> **What you need to do**: Repeat the data that follows, word for word, without the images.

> **Excerpted data**:
===============

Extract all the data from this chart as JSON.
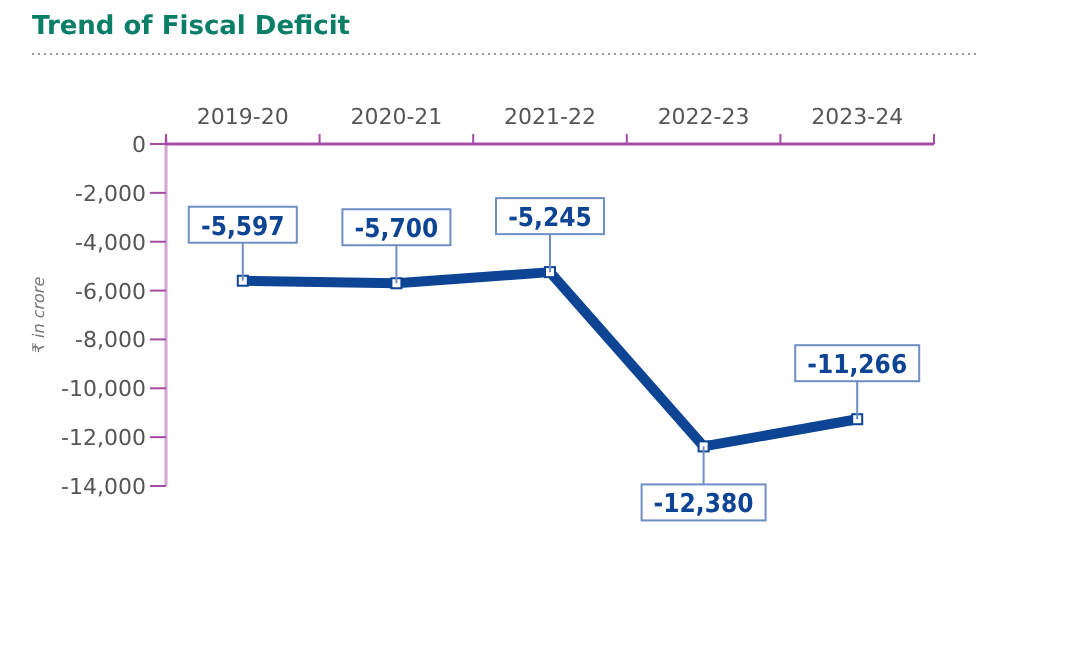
{
  "chart_data": {
    "type": "line",
    "title": "Trend of Fiscal Deficit",
    "ylabel": "₹ in crore",
    "categories": [
      "2019-20",
      "2020-21",
      "2021-22",
      "2022-23",
      "2023-24"
    ],
    "series": [
      {
        "color": "#0d4493",
        "values": [
          -5597,
          -5700,
          -5245,
          -12380,
          -11266
        ]
      }
    ],
    "ylim": [
      -14000,
      0
    ],
    "yticks": [
      0,
      {
        "value": -2000,
        "label": "-2,000"
      },
      {
        "value": -4000,
        "label": "-4,000"
      },
      {
        "value": -6000,
        "label": "-6,000"
      },
      {
        "value": -8000,
        "label": "-8,000"
      },
      {
        "value": -10000,
        "label": "-10,000"
      },
      {
        "value": -12000,
        "label": "-12,000"
      },
      {
        "value": -14000,
        "label": "-14,000"
      }
    ],
    "value_labels": [
      "-5,597",
      "-5,700",
      "-5,245",
      "-12,380",
      "-11,266"
    ],
    "marker": "square"
  }
}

===============

> **Task response**:
Extract all the data from this chart as JSON.
{
  "chart_data": {
    "type": "line",
    "title": "Trend of Fiscal Deficit",
    "ylabel": "₹ in crore",
    "categories": [
      "2019-20",
      "2020-21",
      "2021-22",
      "2022-23",
      "2023-24"
    ],
    "series": [
      {
        "color": "#0d4493",
        "values": [
          -5597,
          -5700,
          -5245,
          -12380,
          -11266
        ]
      }
    ],
    "ylim": [
      -14000,
      0
    ],
    "yticks": [
      0,
      {
        "value": -2000,
        "label": "-2,000"
      },
      {
        "value": -4000,
        "label": "-4,000"
      },
      {
        "value": -6000,
        "label": "-6,000"
      },
      {
        "value": -8000,
        "label": "-8,000"
      },
      {
        "value": -10000,
        "label": "-10,000"
      },
      {
        "value": -12000,
        "label": "-12,000"
      },
      {
        "value": -14000,
        "label": "-14,000"
      }
    ],
    "value_labels": [
      "-5,597",
      "-5,700",
      "-5,245",
      "-12,380",
      "-11,266"
    ],
    "marker": "square"
  }
}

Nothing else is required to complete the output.